**Requirements**
What follows is a set of records; repeat all of them exactly.

**Excerpted records**
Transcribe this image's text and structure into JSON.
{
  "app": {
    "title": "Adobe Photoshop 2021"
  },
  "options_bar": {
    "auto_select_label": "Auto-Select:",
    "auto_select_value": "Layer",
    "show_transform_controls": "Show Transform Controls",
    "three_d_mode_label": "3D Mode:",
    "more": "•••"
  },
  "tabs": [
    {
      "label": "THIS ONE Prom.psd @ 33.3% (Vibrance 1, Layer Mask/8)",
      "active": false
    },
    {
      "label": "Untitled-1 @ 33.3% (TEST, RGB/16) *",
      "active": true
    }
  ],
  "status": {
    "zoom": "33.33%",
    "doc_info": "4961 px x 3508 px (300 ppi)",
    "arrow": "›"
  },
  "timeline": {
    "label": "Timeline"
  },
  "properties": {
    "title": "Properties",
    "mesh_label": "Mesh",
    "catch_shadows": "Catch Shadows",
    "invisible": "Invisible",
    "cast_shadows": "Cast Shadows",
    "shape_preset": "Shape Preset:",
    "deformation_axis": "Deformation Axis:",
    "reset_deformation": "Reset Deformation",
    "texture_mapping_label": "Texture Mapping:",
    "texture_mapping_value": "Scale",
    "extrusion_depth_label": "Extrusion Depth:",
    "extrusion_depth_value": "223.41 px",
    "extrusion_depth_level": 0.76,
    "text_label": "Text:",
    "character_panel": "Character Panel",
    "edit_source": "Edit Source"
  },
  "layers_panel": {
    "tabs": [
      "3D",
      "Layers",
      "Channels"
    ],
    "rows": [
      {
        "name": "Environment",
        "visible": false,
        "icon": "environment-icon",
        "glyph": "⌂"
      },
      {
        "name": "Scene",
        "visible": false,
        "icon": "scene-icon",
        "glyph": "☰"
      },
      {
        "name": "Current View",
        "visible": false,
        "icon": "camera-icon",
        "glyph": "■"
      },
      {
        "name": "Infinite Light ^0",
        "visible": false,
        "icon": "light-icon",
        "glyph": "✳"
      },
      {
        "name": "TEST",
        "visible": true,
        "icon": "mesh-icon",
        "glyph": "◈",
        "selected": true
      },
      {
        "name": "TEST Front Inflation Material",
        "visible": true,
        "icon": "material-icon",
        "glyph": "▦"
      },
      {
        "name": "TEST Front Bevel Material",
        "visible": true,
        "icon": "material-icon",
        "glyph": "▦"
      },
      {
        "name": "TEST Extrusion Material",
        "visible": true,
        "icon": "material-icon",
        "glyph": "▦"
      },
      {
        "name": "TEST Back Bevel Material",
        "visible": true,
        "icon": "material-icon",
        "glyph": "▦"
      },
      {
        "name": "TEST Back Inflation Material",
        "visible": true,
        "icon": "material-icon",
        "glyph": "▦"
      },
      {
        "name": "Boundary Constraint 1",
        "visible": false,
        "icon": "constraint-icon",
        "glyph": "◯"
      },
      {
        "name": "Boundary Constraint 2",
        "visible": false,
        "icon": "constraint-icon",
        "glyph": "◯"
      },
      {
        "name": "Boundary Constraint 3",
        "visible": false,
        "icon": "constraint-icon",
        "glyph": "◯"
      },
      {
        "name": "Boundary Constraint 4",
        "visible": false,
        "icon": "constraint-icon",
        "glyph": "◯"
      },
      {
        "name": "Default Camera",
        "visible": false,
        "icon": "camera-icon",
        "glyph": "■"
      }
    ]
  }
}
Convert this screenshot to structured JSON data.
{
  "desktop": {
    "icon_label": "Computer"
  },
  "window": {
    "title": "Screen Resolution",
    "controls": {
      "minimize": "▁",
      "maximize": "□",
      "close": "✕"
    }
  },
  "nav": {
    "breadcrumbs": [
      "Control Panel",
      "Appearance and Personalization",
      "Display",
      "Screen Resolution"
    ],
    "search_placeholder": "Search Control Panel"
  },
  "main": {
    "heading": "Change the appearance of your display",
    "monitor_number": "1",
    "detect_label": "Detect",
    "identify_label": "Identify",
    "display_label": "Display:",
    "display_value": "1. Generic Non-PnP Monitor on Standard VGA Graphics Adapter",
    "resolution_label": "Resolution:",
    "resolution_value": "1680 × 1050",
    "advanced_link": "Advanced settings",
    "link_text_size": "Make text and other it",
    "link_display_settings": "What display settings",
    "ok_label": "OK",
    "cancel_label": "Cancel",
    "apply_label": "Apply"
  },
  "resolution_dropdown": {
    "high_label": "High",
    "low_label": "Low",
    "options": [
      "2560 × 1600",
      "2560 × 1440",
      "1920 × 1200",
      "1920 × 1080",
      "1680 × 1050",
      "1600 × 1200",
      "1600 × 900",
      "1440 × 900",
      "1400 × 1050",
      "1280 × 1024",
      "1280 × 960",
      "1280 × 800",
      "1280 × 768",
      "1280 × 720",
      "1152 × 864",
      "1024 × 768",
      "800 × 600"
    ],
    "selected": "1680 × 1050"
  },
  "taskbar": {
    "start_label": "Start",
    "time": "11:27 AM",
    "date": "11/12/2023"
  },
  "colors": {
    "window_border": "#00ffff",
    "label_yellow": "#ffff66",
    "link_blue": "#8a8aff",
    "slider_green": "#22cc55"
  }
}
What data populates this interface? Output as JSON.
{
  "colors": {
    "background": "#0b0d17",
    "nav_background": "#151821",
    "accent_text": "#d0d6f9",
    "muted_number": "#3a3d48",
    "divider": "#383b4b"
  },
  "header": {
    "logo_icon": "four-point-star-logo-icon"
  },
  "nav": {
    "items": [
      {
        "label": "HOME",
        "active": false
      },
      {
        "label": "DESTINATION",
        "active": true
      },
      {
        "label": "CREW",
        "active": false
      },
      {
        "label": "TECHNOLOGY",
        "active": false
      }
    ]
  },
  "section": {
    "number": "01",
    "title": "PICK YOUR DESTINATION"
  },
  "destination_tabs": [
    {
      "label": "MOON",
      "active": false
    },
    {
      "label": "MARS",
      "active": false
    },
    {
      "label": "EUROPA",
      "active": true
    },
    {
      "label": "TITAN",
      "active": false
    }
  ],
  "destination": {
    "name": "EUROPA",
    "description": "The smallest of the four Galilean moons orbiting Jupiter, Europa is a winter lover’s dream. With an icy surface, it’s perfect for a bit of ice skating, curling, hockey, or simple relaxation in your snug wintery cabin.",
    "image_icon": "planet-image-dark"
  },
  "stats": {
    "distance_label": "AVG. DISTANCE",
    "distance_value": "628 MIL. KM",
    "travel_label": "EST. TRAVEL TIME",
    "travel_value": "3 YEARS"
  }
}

**Task response**
Transcribe this image's text and structure into JSON.
{
  "app": {
    "title": "Adobe Photoshop 2021"
  },
  "options_bar": {
    "auto_select_label": "Auto-Select:",
    "auto_select_value": "Layer",
    "show_transform_controls": "Show Transform Controls",
    "three_d_mode_label": "3D Mode:",
    "more": "•••"
  },
  "tabs": [
    {
      "label": "THIS ONE Prom.psd @ 33.3% (Vibrance 1, Layer Mask/8)",
      "active": false
    },
    {
      "label": "Untitled-1 @ 33.3% (TEST, RGB/16) *",
      "active": true
    }
  ],
  "status": {
    "zoom": "33.33%",
    "doc_info": "4961 px x 3508 px (300 ppi)",
    "arrow": "›"
  },
  "timeline": {
    "label": "Timeline"
  },
  "properties": {
    "title": "Properties",
    "mesh_label": "Mesh",
    "catch_shadows": "Catch Shadows",
    "invisible": "Invisible",
    "cast_shadows": "Cast Shadows",
    "shape_preset": "Shape Preset:",
    "deformation_axis": "Deformation Axis:",
    "reset_deformation": "Reset Deformation",
    "texture_mapping_label": "Texture Mapping:",
    "texture_mapping_value": "Scale",
    "extrusion_depth_label": "Extrusion Depth:",
    "extrusion_depth_value": "223.41 px",
    "extrusion_depth_level": 0.76,
    "text_label": "Text:",
    "character_panel": "Character Panel",
    "edit_source": "Edit Source"
  },
  "layers_panel": {
    "tabs": [
      "3D",
      "Layers",
      "Channels"
    ],
    "rows": [
      {
        "name": "Environment",
        "visible": false,
        "icon": "environment-icon",
        "glyph": "⌂"
      },
      {
        "name": "Scene",
        "visible": false,
        "icon": "scene-icon",
        "glyph": "☰"
      },
      {
        "name": "Current View",
        "visible": false,
        "icon": "camera-icon",
        "glyph": "■"
      },
      {
        "name": "Infinite Light ^0",
        "visible": false,
        "icon": "light-icon",
        "glyph": "✳"
      },
      {
        "name": "TEST",
        "visible": true,
        "icon": "mesh-icon",
        "glyph": "◈",
        "selected": true
      },
      {
        "name": "TEST Front Inflation Material",
        "visible": true,
        "icon": "material-icon",
        "glyph": "▦"
      },
      {
        "name": "TEST Front Bevel Material",
        "visible": true,
        "icon": "material-icon",
        "glyph": "▦"
      },
      {
        "name": "TEST Extrusion Material",
        "visible": true,
        "icon": "material-icon",
        "glyph": "▦"
      },
      {
        "name": "TEST Back Bevel Material",
        "visible": true,
        "icon": "material-icon",
        "glyph": "▦"
      },
      {
        "name": "TEST Back Inflation Material",
        "visible": true,
        "icon": "material-icon",
        "glyph": "▦"
      },
      {
        "name": "Boundary Constraint 1",
        "visible": false,
        "icon": "constraint-icon",
        "glyph": "◯"
      },
      {
        "name": "Boundary Constraint 2",
        "visible": false,
        "icon": "constraint-icon",
        "glyph": "◯"
      },
      {
        "name": "Boundary Constraint 3",
        "visible": false,
        "icon": "constraint-icon",
        "glyph": "◯"
      },
      {
        "name": "Boundary Constraint 4",
        "visible": false,
        "icon": "constraint-icon",
        "glyph": "◯"
      },
      {
        "name": "Default Camera",
        "visible": false,
        "icon": "camera-icon",
        "glyph": "■"
      }
    ]
  }
}
Convert this screenshot to structured JSON data.
{
  "desktop": {
    "icon_label": "Computer"
  },
  "window": {
    "title": "Screen Resolution",
    "controls": {
      "minimize": "▁",
      "maximize": "□",
      "close": "✕"
    }
  },
  "nav": {
    "breadcrumbs": [
      "Control Panel",
      "Appearance and Personalization",
      "Display",
      "Screen Resolution"
    ],
    "search_placeholder": "Search Control Panel"
  },
  "main": {
    "heading": "Change the appearance of your display",
    "monitor_number": "1",
    "detect_label": "Detect",
    "identify_label": "Identify",
    "display_label": "Display:",
    "display_value": "1. Generic Non-PnP Monitor on Standard VGA Graphics Adapter",
    "resolution_label": "Resolution:",
    "resolution_value": "1680 × 1050",
    "advanced_link": "Advanced settings",
    "link_text_size": "Make text and other it",
    "link_display_settings": "What display settings",
    "ok_label": "OK",
    "cancel_label": "Cancel",
    "apply_label": "Apply"
  },
  "resolution_dropdown": {
    "high_label": "High",
    "low_label": "Low",
    "options": [
      "2560 × 1600",
      "2560 × 1440",
      "1920 × 1200",
      "1920 × 1080",
      "1680 × 1050",
      "1600 × 1200",
      "1600 × 900",
      "1440 × 900",
      "1400 × 1050",
      "1280 × 1024",
      "1280 × 960",
      "1280 × 800",
      "1280 × 768",
      "1280 × 720",
      "1152 × 864",
      "1024 × 768",
      "800 × 600"
    ],
    "selected": "1680 × 1050"
  },
  "taskbar": {
    "start_label": "Start",
    "time": "11:27 AM",
    "date": "11/12/2023"
  },
  "colors": {
    "window_border": "#00ffff",
    "label_yellow": "#ffff66",
    "link_blue": "#8a8aff",
    "slider_green": "#22cc55"
  }
}
What data populates this interface? Output as JSON.
{
  "colors": {
    "background": "#0b0d17",
    "nav_background": "#151821",
    "accent_text": "#d0d6f9",
    "muted_number": "#3a3d48",
    "divider": "#383b4b"
  },
  "header": {
    "logo_icon": "four-point-star-logo-icon"
  },
  "nav": {
    "items": [
      {
        "label": "HOME",
        "active": false
      },
      {
        "label": "DESTINATION",
        "active": true
      },
      {
        "label": "CREW",
        "active": false
      },
      {
        "label": "TECHNOLOGY",
        "active": false
      }
    ]
  },
  "section": {
    "number": "01",
    "title": "PICK YOUR DESTINATION"
  },
  "destination_tabs": [
    {
      "label": "MOON",
      "active": false
    },
    {
      "label": "MARS",
      "active": false
    },
    {
      "label": "EUROPA",
      "active": true
    },
    {
      "label": "TITAN",
      "active": false
    }
  ],
  "destination": {
    "name": "EUROPA",
    "description": "The smallest of the four Galilean moons orbiting Jupiter, Europa is a winter lover’s dream. With an icy surface, it’s perfect for a bit of ice skating, curling, hockey, or simple relaxation in your snug wintery cabin.",
    "image_icon": "planet-image-dark"
  },
  "stats": {
    "distance_label": "AVG. DISTANCE",
    "distance_value": "628 MIL. KM",
    "travel_label": "EST. TRAVEL TIME",
    "travel_value": "3 YEARS"
  }
}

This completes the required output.